* BEGIN Given records *
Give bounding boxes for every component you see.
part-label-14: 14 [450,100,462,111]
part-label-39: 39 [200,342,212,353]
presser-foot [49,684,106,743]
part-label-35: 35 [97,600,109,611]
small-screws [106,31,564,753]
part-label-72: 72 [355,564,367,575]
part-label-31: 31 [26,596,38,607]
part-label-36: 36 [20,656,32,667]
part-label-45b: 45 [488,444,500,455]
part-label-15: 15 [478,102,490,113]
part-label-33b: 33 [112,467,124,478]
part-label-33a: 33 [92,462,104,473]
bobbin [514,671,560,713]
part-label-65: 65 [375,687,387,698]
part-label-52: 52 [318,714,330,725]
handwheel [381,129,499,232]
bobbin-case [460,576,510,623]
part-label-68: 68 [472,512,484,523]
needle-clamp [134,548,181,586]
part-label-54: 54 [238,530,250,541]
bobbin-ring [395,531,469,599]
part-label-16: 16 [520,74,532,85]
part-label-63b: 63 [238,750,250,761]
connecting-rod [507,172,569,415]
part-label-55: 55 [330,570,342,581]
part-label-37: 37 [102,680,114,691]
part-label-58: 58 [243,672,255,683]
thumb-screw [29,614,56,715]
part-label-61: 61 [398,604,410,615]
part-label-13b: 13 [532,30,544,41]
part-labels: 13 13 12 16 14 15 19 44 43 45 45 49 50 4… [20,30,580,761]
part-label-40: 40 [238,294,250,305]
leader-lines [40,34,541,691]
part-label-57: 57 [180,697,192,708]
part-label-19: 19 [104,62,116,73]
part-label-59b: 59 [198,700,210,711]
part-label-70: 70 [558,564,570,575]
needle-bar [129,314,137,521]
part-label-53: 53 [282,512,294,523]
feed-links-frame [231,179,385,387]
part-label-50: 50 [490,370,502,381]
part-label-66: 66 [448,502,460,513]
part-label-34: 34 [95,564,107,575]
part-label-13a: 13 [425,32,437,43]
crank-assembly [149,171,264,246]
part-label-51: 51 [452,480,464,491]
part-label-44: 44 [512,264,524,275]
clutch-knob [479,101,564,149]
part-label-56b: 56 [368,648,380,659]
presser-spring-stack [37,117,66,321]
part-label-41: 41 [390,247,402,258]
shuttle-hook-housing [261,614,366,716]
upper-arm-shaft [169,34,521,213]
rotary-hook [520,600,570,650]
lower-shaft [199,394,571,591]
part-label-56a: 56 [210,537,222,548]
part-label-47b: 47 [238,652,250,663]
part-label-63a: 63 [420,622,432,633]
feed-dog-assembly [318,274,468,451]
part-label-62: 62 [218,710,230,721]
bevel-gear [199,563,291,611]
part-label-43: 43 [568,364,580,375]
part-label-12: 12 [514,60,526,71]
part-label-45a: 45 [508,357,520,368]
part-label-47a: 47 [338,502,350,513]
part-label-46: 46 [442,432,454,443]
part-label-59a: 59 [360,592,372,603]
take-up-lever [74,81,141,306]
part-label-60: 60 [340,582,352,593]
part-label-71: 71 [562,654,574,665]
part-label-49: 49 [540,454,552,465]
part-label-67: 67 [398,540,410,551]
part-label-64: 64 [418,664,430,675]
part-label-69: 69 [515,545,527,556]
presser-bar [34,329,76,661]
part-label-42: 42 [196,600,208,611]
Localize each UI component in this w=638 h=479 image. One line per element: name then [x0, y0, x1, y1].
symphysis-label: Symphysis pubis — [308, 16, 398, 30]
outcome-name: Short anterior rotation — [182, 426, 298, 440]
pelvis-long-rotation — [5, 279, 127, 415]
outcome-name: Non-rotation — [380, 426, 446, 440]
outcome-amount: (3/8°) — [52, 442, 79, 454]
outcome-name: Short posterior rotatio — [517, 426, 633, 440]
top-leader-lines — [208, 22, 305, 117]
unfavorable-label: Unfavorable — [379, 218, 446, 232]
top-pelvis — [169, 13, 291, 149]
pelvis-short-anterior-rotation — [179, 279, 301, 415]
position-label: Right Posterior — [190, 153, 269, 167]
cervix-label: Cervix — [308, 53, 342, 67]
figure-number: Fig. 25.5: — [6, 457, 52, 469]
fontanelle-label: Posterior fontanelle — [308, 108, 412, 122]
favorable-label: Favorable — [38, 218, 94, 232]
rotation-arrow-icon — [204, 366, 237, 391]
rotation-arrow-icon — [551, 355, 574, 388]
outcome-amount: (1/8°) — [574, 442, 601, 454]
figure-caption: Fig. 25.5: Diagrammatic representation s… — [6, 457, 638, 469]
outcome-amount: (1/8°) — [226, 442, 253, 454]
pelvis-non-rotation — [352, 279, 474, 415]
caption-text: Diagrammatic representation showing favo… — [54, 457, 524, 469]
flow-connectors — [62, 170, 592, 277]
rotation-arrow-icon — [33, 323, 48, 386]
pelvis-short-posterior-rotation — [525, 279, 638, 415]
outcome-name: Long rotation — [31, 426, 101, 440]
* END Given records *
Copy out word for word the lines from the start of the entries through the line that contains "part-label-52: 52 [318,714,330,725]", inclusive.

▶ [Correct response]
Give bounding boxes for every component you see.
part-label-14: 14 [450,100,462,111]
part-label-39: 39 [200,342,212,353]
presser-foot [49,684,106,743]
part-label-35: 35 [97,600,109,611]
small-screws [106,31,564,753]
part-label-72: 72 [355,564,367,575]
part-label-31: 31 [26,596,38,607]
part-label-36: 36 [20,656,32,667]
part-label-45b: 45 [488,444,500,455]
part-label-15: 15 [478,102,490,113]
part-label-33b: 33 [112,467,124,478]
part-label-33a: 33 [92,462,104,473]
bobbin [514,671,560,713]
part-label-65: 65 [375,687,387,698]
part-label-52: 52 [318,714,330,725]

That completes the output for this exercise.